▶ _PROVIDED RECORDS_
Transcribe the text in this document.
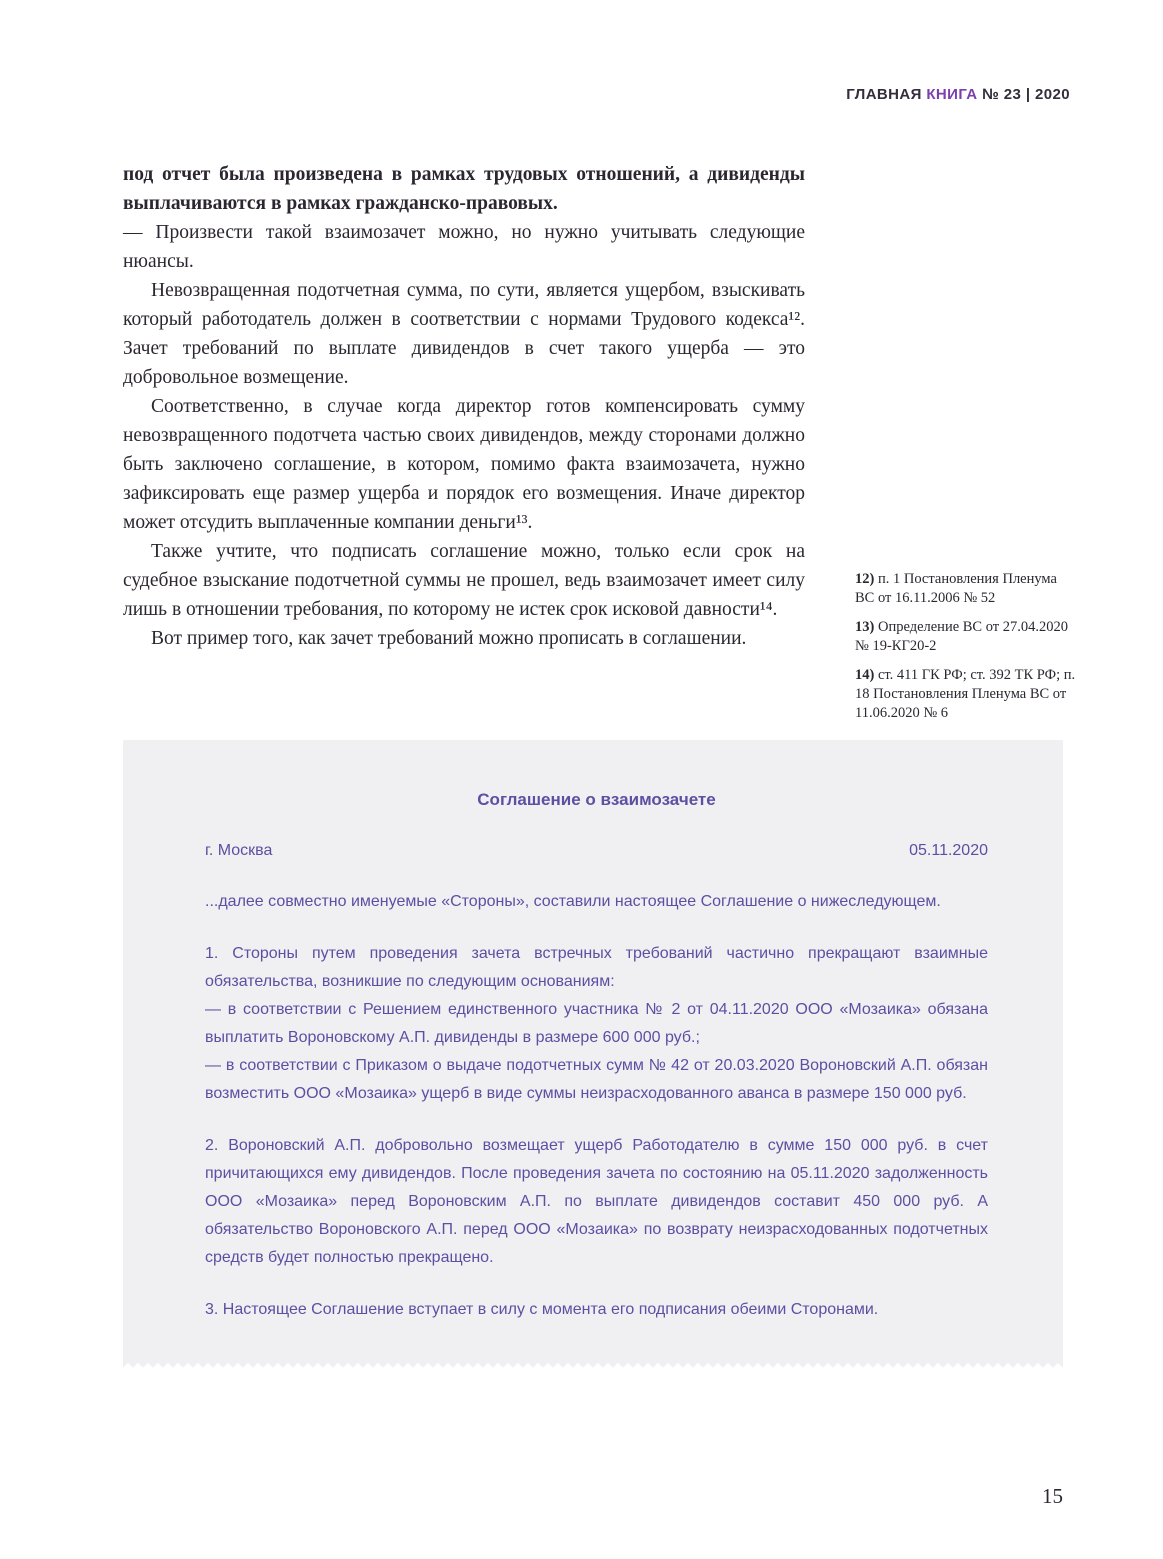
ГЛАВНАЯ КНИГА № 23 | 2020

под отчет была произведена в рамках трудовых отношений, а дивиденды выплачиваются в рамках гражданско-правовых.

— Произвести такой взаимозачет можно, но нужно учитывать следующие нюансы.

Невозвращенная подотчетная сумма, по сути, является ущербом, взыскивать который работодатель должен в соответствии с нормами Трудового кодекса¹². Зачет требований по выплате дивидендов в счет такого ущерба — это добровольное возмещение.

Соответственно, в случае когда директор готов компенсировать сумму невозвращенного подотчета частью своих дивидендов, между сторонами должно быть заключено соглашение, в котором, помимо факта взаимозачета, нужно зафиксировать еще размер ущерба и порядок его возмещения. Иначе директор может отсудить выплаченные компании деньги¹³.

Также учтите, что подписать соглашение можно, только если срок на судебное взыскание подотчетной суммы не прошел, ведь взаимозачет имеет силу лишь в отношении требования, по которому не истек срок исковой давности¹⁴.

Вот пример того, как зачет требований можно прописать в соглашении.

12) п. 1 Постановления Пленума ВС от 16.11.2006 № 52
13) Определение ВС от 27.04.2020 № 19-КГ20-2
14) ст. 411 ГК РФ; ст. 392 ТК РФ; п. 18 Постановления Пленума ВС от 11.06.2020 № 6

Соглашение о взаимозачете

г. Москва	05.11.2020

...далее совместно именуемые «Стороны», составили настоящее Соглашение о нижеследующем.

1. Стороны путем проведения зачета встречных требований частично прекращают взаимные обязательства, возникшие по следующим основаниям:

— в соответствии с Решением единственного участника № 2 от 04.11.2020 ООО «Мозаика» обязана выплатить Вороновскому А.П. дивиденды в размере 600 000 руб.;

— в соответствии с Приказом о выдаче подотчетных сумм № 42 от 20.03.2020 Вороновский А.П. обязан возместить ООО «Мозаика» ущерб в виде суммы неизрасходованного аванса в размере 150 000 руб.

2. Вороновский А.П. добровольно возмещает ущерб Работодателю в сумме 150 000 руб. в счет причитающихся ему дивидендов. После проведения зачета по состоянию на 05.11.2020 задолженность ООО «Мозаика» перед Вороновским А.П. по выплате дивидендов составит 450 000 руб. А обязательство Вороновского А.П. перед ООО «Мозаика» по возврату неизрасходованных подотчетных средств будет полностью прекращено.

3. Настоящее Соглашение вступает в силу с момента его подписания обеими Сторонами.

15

---

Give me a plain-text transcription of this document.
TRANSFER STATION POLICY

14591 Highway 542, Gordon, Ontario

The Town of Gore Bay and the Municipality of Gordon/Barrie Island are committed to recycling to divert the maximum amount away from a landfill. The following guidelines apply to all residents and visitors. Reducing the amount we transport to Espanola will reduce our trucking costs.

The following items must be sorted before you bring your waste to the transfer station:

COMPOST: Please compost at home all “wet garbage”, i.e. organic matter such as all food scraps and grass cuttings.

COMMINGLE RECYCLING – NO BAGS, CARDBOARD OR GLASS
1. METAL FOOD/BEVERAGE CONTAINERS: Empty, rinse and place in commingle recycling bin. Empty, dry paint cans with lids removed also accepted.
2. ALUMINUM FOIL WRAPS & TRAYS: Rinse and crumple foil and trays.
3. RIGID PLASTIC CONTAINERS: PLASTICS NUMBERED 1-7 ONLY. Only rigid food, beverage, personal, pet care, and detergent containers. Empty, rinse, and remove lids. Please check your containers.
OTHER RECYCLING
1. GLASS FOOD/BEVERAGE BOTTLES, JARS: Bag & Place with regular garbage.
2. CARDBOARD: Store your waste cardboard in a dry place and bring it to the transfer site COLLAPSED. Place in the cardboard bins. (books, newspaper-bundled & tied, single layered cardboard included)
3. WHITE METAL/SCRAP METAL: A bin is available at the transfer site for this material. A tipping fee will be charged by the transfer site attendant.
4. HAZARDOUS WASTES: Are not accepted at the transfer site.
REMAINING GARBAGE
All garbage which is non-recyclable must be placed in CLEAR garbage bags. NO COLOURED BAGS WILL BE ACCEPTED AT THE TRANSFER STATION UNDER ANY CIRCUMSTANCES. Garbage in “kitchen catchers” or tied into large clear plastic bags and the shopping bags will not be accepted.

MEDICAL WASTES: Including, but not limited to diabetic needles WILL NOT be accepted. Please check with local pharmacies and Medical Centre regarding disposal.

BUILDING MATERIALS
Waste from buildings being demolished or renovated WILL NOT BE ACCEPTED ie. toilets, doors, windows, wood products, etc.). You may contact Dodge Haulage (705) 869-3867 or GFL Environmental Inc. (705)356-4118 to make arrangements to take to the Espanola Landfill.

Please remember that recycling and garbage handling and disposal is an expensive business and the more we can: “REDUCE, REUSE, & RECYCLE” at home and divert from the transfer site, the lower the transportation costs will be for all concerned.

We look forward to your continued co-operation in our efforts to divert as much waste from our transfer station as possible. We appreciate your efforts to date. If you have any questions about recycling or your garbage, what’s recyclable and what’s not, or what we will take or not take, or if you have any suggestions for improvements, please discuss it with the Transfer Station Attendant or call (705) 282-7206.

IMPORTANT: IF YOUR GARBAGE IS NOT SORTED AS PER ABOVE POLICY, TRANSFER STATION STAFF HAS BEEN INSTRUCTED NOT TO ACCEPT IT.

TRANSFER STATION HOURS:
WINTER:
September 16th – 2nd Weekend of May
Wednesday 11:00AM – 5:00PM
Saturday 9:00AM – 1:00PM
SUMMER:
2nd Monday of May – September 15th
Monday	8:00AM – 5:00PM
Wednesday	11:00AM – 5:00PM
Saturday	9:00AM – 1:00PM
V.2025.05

▶ _SHORT PROBLEM_
Display every line of the listing that contains the string "Мозаика".

▶ _COMPLETED TASK_
— в соответствии с Решением единственного участника № 2 от 04.11.2020 ООО «Мозаика» обязана выплатить Вороновскому А.П. дивиденды в размере 600 000 руб.;
— в соответствии с Приказом о выдаче подотчетных сумм № 42 от 20.03.2020 Вороновский А.П. обязан возместить ООО «Мозаика» ущерб в виде суммы неизрасходованного аванса в размере 150 000 руб.
2. Вороновский А.П. добровольно возмещает ущерб Работодателю в сумме 150 000 руб. в счет причитающихся ему дивидендов. После проведения зачета по состоянию на 05.11.2020 задолженность ООО «Мозаика» перед Вороновским А.П. по выплате дивидендов составит 450 000 руб. А обязательство Вороновского А.П. перед ООО «Мозаика» по возврату неизрасходованных подотчетных средств будет полностью прекращено.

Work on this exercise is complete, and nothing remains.